## Exercise goal
Reproduce everything from the row containing "y-tick-label: 12 — [197, 535, 214, 552]" down to the row containing "x-tick-label: 6 — [416, 723, 425, 739]", including both of those rows, without any changes.

##### Records to use #####

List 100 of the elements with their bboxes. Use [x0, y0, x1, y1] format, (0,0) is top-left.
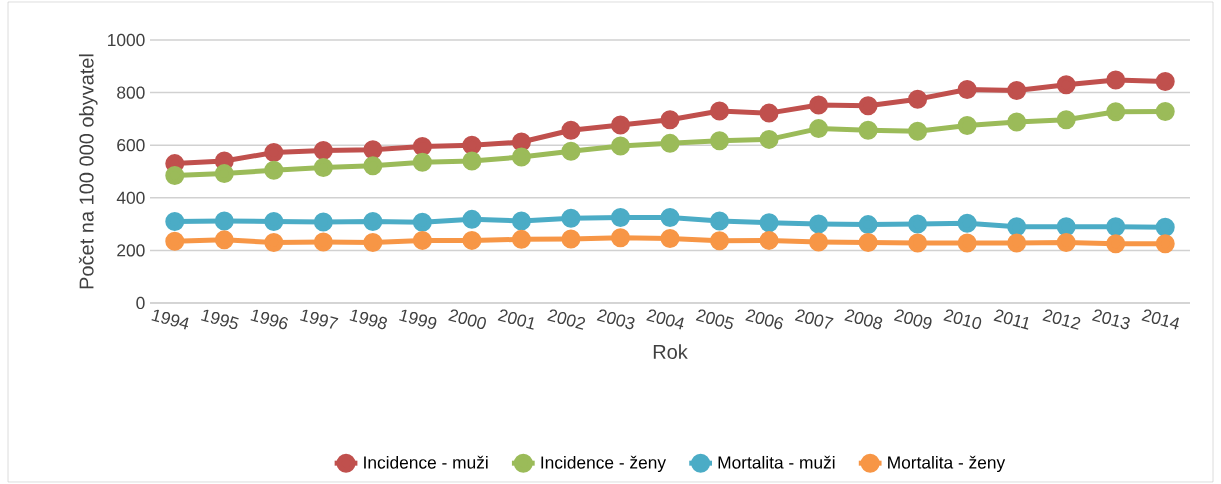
y-axis-title: Počet na 100 000 obyvatel [78, 54, 98, 289]
point [511, 229, 531, 249]
point [511, 147, 531, 167]
point [1007, 112, 1027, 132]
point [610, 228, 630, 248]
point [363, 140, 383, 160]
legend-label: Mortalita - muži [718, 455, 835, 469]
y-tick-label: 200 [117, 244, 145, 257]
point [511, 211, 531, 231]
point [858, 215, 878, 235]
point [858, 233, 878, 252]
x-tick-label: 2001 [497, 309, 534, 330]
point [908, 214, 928, 234]
point [858, 120, 878, 140]
x-tick-label: 2010 [943, 309, 982, 330]
point [412, 212, 432, 232]
point [1155, 217, 1175, 237]
x-tick-label: 2009 [893, 309, 932, 330]
y-tick-label: 400 [116, 191, 145, 204]
point [1007, 80, 1027, 100]
point [462, 135, 482, 155]
point [1106, 234, 1126, 254]
point [710, 231, 730, 251]
point [660, 133, 680, 153]
point [561, 208, 581, 228]
point [809, 95, 829, 115]
x-tick-label: 1994 [151, 309, 189, 330]
point [264, 211, 284, 231]
x-tick-label: 1996 [250, 309, 288, 330]
point [610, 136, 630, 156]
point [660, 208, 680, 228]
point [957, 213, 977, 233]
point [313, 212, 333, 232]
point [1007, 233, 1027, 253]
point [1056, 217, 1076, 237]
legend-label: Mortalita - ženy [888, 455, 1006, 473]
y-tick-label: 600 [117, 139, 145, 152]
point [759, 103, 779, 123]
y-tick-label: 1000 [108, 33, 145, 47]
point [710, 211, 730, 231]
x-tick-label: 2004 [646, 309, 684, 330]
x-tick-label: 1998 [349, 309, 388, 330]
point [1106, 217, 1126, 237]
x-tick-label: 2006 [745, 309, 784, 330]
point [957, 79, 977, 99]
point [908, 121, 928, 141]
point [759, 213, 779, 233]
point [759, 230, 779, 250]
point [1056, 233, 1076, 252]
point [264, 160, 284, 180]
x-tick-label: 2012 [1042, 309, 1081, 330]
point [759, 129, 779, 149]
point [1106, 102, 1126, 122]
point [561, 120, 581, 140]
point [1155, 72, 1175, 92]
point [412, 152, 432, 172]
point [858, 96, 878, 116]
point [165, 165, 185, 185]
point [908, 233, 928, 253]
legend-label: Incidence - muži [364, 455, 488, 469]
point [1007, 217, 1027, 237]
point [462, 151, 482, 171]
point [313, 232, 333, 252]
x-tick-label: 2005 [695, 309, 734, 330]
point [660, 110, 680, 130]
x-tick-label: 1995 [201, 309, 239, 330]
x-tick-label: 2000 [448, 309, 486, 330]
point [264, 233, 284, 252]
point [412, 137, 432, 157]
point [809, 232, 829, 252]
point [1056, 75, 1076, 95]
x-tick-label: 2008 [844, 309, 883, 330]
point [957, 115, 977, 135]
point [363, 233, 383, 252]
x-tick-label: 2007 [794, 309, 834, 329]
point [610, 208, 630, 228]
point [214, 164, 234, 184]
y-tick-label: 0 [136, 296, 145, 310]
point [165, 211, 185, 231]
x-tick-label: 2014 [1141, 309, 1179, 330]
point [957, 233, 977, 253]
point [660, 229, 680, 249]
x-tick-label: 2002 [547, 309, 586, 330]
x-axis-title: Rok [653, 344, 688, 360]
point [313, 158, 333, 178]
point [809, 214, 829, 234]
point [214, 230, 234, 250]
x-tick-label: 2011 [993, 309, 1029, 330]
point [462, 209, 482, 229]
point [165, 231, 185, 251]
point [313, 140, 333, 160]
point [908, 89, 928, 109]
point [710, 101, 730, 121]
point [710, 131, 730, 151]
x-tick-label: 1999 [399, 309, 437, 330]
legend-label: Incidence - ženy [541, 455, 667, 473]
point [462, 230, 482, 250]
point [1155, 234, 1175, 254]
y-tick-label: 800 [117, 86, 145, 99]
point [1155, 102, 1175, 122]
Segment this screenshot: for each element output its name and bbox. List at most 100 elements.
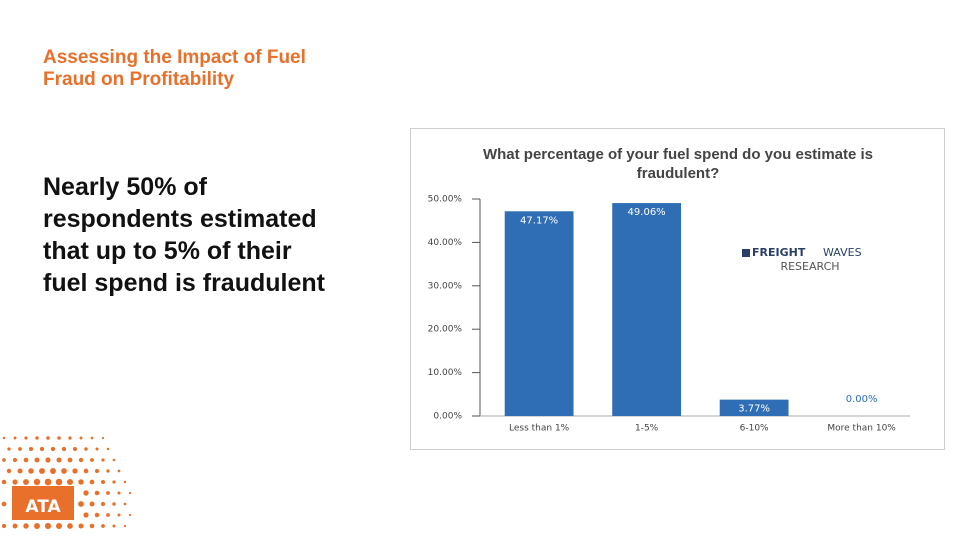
logo-dot: [12, 523, 18, 529]
logo-dot: [90, 458, 94, 462]
logo-dot: [23, 523, 29, 529]
logo-dot: [24, 436, 28, 440]
logo-dot: [67, 523, 73, 529]
logo-dot: [44, 522, 52, 530]
logo-dot: [101, 436, 105, 440]
brand-name: FREIGHT: [752, 246, 806, 259]
logo-dot: [23, 457, 29, 463]
x-tick-label: More than 10%: [827, 424, 896, 434]
logo-dot: [101, 524, 105, 528]
logo-dot: [2, 436, 6, 440]
logo-dot: [78, 523, 84, 529]
brand-logo: FREIGHT WAVES RESEARCH: [742, 246, 862, 273]
logo-dot: [117, 491, 121, 495]
logo-dot: [112, 480, 116, 484]
x-tick-label: 6-10%: [740, 424, 769, 434]
logo-dot: [50, 468, 56, 474]
ata-logo: ATA: [1, 436, 132, 530]
logo-dot: [61, 468, 67, 474]
value-label: 0.00%: [846, 394, 878, 405]
logo-dot: [94, 490, 100, 496]
logo-dot: [128, 491, 132, 495]
logo-dot: [72, 468, 78, 474]
logo-dot: [106, 491, 110, 495]
logo-dot: [23, 479, 29, 485]
logo-dot: [34, 523, 40, 529]
logo-dot: [117, 513, 121, 517]
logo-dot: [84, 447, 88, 451]
logo-dot: [18, 447, 22, 451]
logo-dot: [34, 457, 40, 463]
logo-dot: [12, 479, 18, 485]
logo-dot: [106, 513, 110, 517]
logo-badge: [12, 486, 74, 520]
logo-dot: [13, 436, 17, 440]
logo-dot: [28, 468, 34, 474]
logo-dot: [79, 436, 83, 440]
y-tick-label: 20.00%: [428, 325, 463, 335]
logo-dot: [112, 502, 116, 506]
logo-dot: [106, 447, 110, 451]
y-tick-label: 40.00%: [428, 238, 463, 248]
logo-dot: [35, 436, 39, 440]
logo-dot: [123, 524, 127, 528]
logo-dot: [46, 436, 50, 440]
value-label: 3.77%: [738, 404, 770, 415]
logo-dot: [83, 490, 89, 496]
logo-dot: [89, 501, 95, 507]
chart-title: What percentage of your fuel spend do yo…: [482, 146, 874, 182]
logo-dot: [78, 479, 84, 485]
logo-dot: [44, 478, 52, 486]
y-tick-label: 30.00%: [428, 281, 463, 291]
logo-dot: [78, 501, 84, 507]
logo-dot: [61, 446, 67, 452]
logo-dot: [68, 436, 72, 440]
logo-dot: [17, 468, 23, 474]
logo-dot: [83, 468, 89, 474]
logo-dot: [123, 502, 127, 506]
logo-dot: [89, 523, 95, 529]
logo-dot: [1, 501, 7, 507]
logo-dot: [112, 458, 116, 462]
logo-dot: [123, 480, 127, 484]
slide-body: Nearly 50% of respondents estimated that…: [43, 173, 325, 297]
logo-dot: [50, 446, 56, 452]
logo-dot: [2, 458, 6, 462]
logo-dot: [55, 478, 63, 486]
logo-dot: [39, 446, 45, 452]
logo-dot: [57, 436, 61, 440]
logo-dot: [45, 457, 51, 463]
logo-dot: [7, 447, 11, 451]
logo-dot: [78, 457, 84, 463]
logo-dot: [100, 501, 106, 507]
bar: [612, 203, 682, 416]
logo-dot: [28, 446, 34, 452]
x-tick-label: 1-5%: [635, 424, 659, 434]
logo-dot: [1, 523, 7, 529]
logo-dot: [128, 513, 132, 517]
logo-dot: [39, 468, 45, 474]
value-label: 47.17%: [520, 215, 558, 226]
brand-division: RESEARCH: [780, 260, 839, 273]
bar: [504, 211, 574, 416]
y-tick-label: 50.00%: [428, 195, 463, 205]
logo-dot: [100, 479, 106, 485]
logo-dot: [33, 478, 41, 486]
logo-dot: [106, 469, 110, 473]
logo-dot: [112, 524, 116, 528]
logo-dot: [73, 447, 77, 451]
logo-dot: [101, 458, 105, 462]
slide-title: Assessing the Impact of Fuel Fraud on Pr…: [43, 47, 306, 90]
logo-dot: [90, 436, 94, 440]
logo-dot: [94, 468, 100, 474]
logo-dot: [55, 522, 63, 530]
logo-dot: [66, 478, 74, 486]
logo-dot: [12, 457, 18, 463]
chart-frame: [410, 128, 945, 450]
logo-dot: [67, 457, 73, 463]
logo-dot: [117, 469, 121, 473]
x-tick-label: Less than 1%: [509, 424, 570, 434]
brand-icon: [742, 249, 750, 257]
value-label: 49.06%: [628, 207, 666, 218]
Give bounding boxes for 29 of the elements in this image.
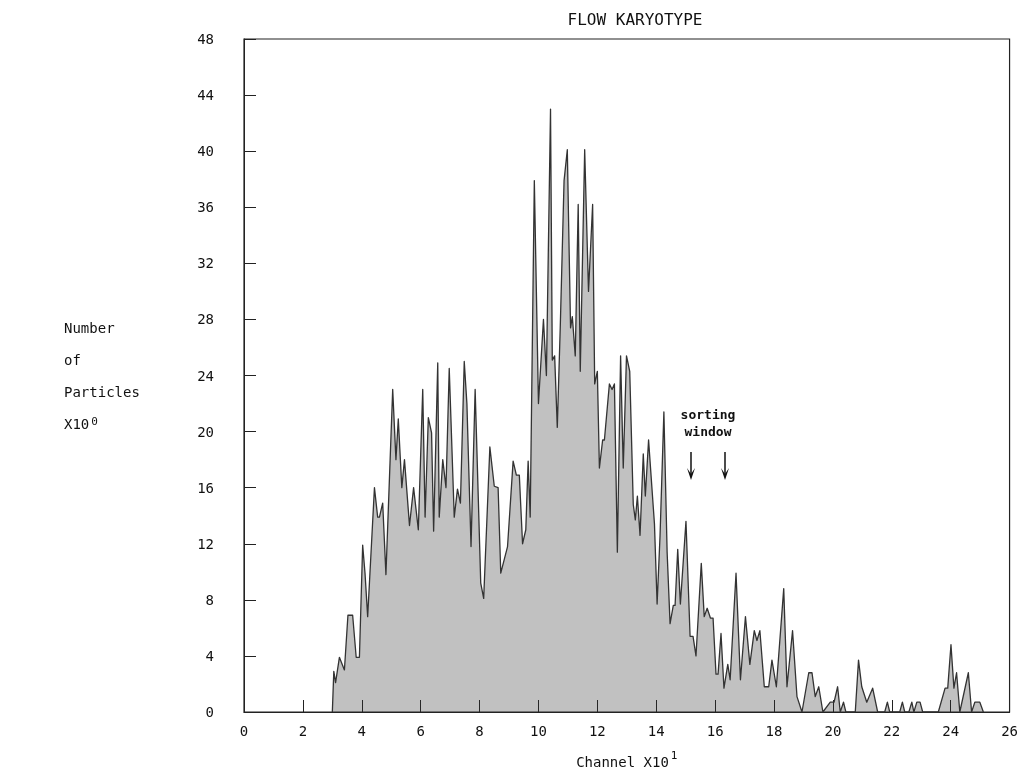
y-tick-label: 12 — [197, 535, 214, 552]
y-tick-label: 24 — [197, 367, 214, 384]
x-tick-label: 16 — [706, 723, 724, 739]
y-tick-label: 48 — [197, 31, 214, 47]
x-tick-label: 18 — [765, 723, 783, 739]
x-tick-label: 0 — [239, 723, 249, 739]
x-tick-label: 26 — [1001, 723, 1018, 739]
x-tick-label: 6 — [416, 723, 425, 739]
y-tick-label: 40 — [197, 143, 214, 160]
y-tick-label: 8 — [205, 591, 214, 608]
y-tick-label: 44 — [197, 87, 214, 104]
x-tick-label: 2 — [298, 723, 308, 739]
y-tick-label: 32 — [197, 255, 214, 272]
x-tick-label: 14 — [647, 723, 665, 739]
chart-title: FLOW KARYOTYPE — [567, 9, 703, 29]
y-tick-label: 0 — [205, 704, 214, 720]
y-tick-label: 36 — [197, 199, 214, 216]
y-tick-label: 28 — [197, 311, 214, 328]
y-tick-label: 20 — [197, 423, 214, 440]
x-tick-label: 10 — [530, 723, 547, 739]
x-tick-label: 24 — [942, 723, 960, 739]
annotation: sorting window — [680, 407, 736, 439]
x-tick-label: 4 — [357, 723, 366, 739]
x-tick-label: 8 — [475, 723, 484, 739]
x-tick-label: 20 — [824, 723, 842, 739]
x-tick-label: 12 — [588, 723, 606, 739]
y-tick-label: 16 — [197, 479, 214, 496]
y-tick-label: 4 — [205, 647, 214, 664]
x-tick-label: 22 — [883, 723, 901, 739]
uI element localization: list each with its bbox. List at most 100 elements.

#####

## Solved exercise
y-tick-label: 12 — [197, 535, 214, 552]
y-tick-label: 24 — [197, 367, 214, 384]
x-tick-label: 16 — [706, 723, 724, 739]
y-tick-label: 48 — [197, 31, 214, 47]
x-tick-label: 18 — [765, 723, 783, 739]
x-tick-label: 0 — [239, 723, 249, 739]
x-tick-label: 26 — [1001, 723, 1018, 739]
x-tick-label: 6 — [416, 723, 425, 739]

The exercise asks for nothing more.